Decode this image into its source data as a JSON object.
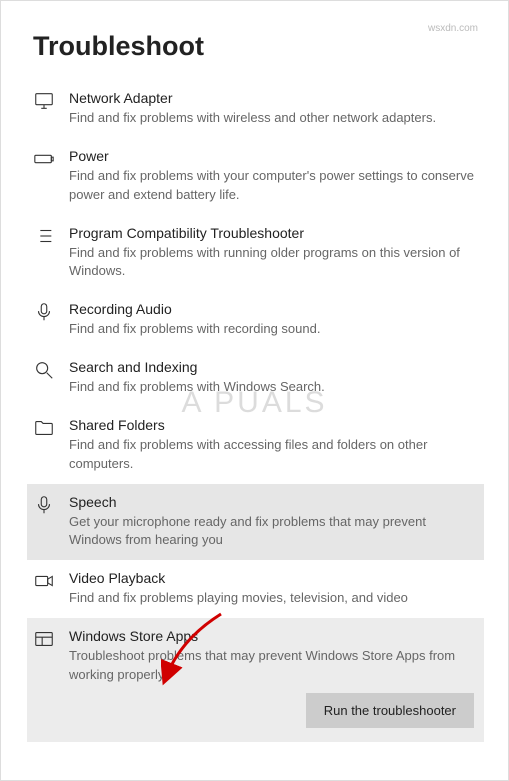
{
  "page_title": "Troubleshoot",
  "items": [
    {
      "title": "Network Adapter",
      "desc": "Find and fix problems with wireless and other network adapters."
    },
    {
      "title": "Power",
      "desc": "Find and fix problems with your computer's power settings to conserve power and extend battery life."
    },
    {
      "title": "Program Compatibility Troubleshooter",
      "desc": "Find and fix problems with running older programs on this version of Windows."
    },
    {
      "title": "Recording Audio",
      "desc": "Find and fix problems with recording sound."
    },
    {
      "title": "Search and Indexing",
      "desc": "Find and fix problems with Windows Search."
    },
    {
      "title": "Shared Folders",
      "desc": "Find and fix problems with accessing files and folders on other computers."
    },
    {
      "title": "Speech",
      "desc": "Get your microphone ready and fix problems that may prevent Windows from hearing you"
    },
    {
      "title": "Video Playback",
      "desc": "Find and fix problems playing movies, television, and video"
    },
    {
      "title": "Windows Store Apps",
      "desc": "Troubleshoot problems that may prevent Windows Store Apps from working properly"
    }
  ],
  "run_button": "Run the troubleshooter",
  "watermark": "A  PUALS",
  "footer_mark": "wsxdn.com"
}
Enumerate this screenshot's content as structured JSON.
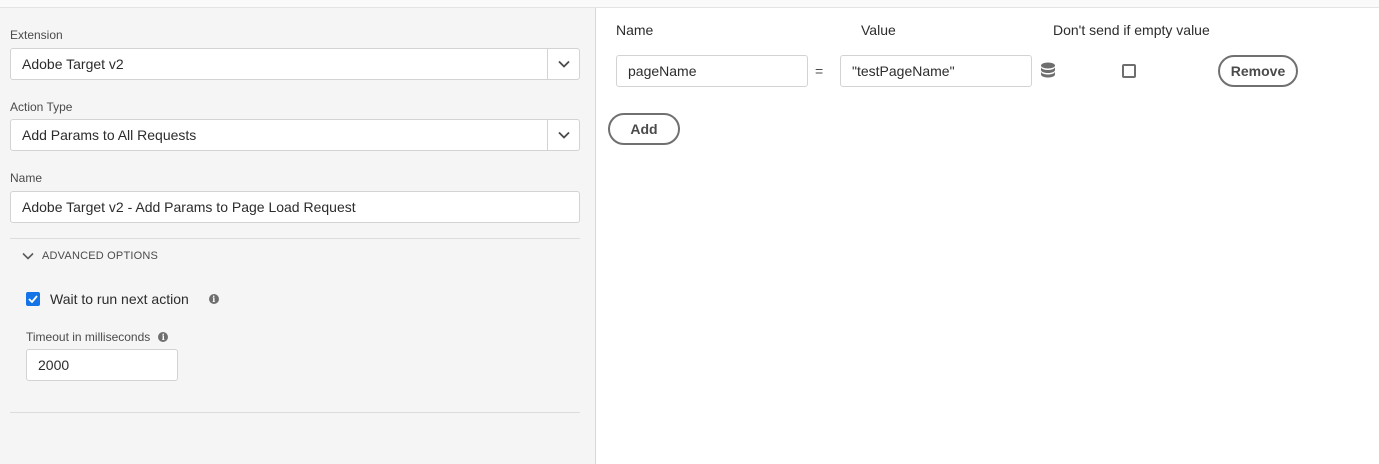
{
  "left_panel": {
    "extension": {
      "label": "Extension",
      "value": "Adobe Target v2"
    },
    "action_type": {
      "label": "Action Type",
      "value": "Add Params to All Requests"
    },
    "name": {
      "label": "Name",
      "value": "Adobe Target v2 - Add Params to Page Load Request"
    },
    "advanced_options": {
      "label": "ADVANCED OPTIONS",
      "expanded": true,
      "wait_checkbox": {
        "label": "Wait to run next action",
        "checked": true
      },
      "timeout": {
        "label": "Timeout in milliseconds",
        "value": "2000"
      }
    }
  },
  "params_table": {
    "headers": {
      "name": "Name",
      "value": "Value",
      "dont_send": "Don't send if empty value"
    },
    "rows": [
      {
        "name": "pageName",
        "equals": "=",
        "value": "\"testPageName\"",
        "dont_send_checked": false,
        "remove_label": "Remove"
      }
    ],
    "add_label": "Add"
  },
  "icons": {
    "dropdown": "chevron-down-icon",
    "advanced_toggle": "chevron-down-icon",
    "info": "info-icon",
    "data_element": "database-icon"
  },
  "colors": {
    "accent": "#1473e6",
    "panel_bg": "#f5f5f5",
    "border": "#d3d3d3"
  }
}
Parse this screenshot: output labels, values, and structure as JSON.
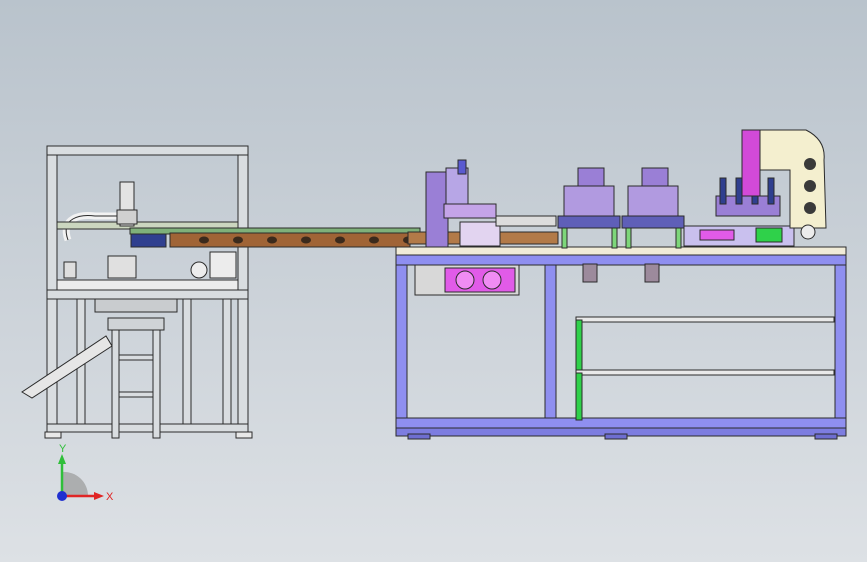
{
  "viewport": {
    "background_top": "#b9c3cc",
    "background_bottom": "#dde1e5"
  },
  "colors": {
    "frame_gray": "#d9dde0",
    "frame_edge": "#2b2b2b",
    "table_blue": "#8f8ff0",
    "conveyor_brown": "#a06436",
    "module_purple": "#9a7fd6",
    "accent_pink": "#e15be8",
    "accent_green": "#2fd14a",
    "bracket_cream": "#f4efcf"
  },
  "triad": {
    "y_label": "Y",
    "x_label": "X",
    "y_color": "#2fbf3a",
    "x_color": "#e02525",
    "z_color": "#2030d0"
  }
}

+ + + + +

## REQUIREMENTS
Copy out exactly the lines between the line containing "Parse this screenshot: output" and the end of the entries, including both, and leave the pictures behind.

## WRITTEN SOLUTION
Parse this screenshot: output labels, values, and structure as JSON.
{
  "viewport": {
    "background_top": "#b9c3cc",
    "background_bottom": "#dde1e5"
  },
  "colors": {
    "frame_gray": "#d9dde0",
    "frame_edge": "#2b2b2b",
    "table_blue": "#8f8ff0",
    "conveyor_brown": "#a06436",
    "module_purple": "#9a7fd6",
    "accent_pink": "#e15be8",
    "accent_green": "#2fd14a",
    "bracket_cream": "#f4efcf"
  },
  "triad": {
    "y_label": "Y",
    "x_label": "X",
    "y_color": "#2fbf3a",
    "x_color": "#e02525",
    "z_color": "#2030d0"
  }
}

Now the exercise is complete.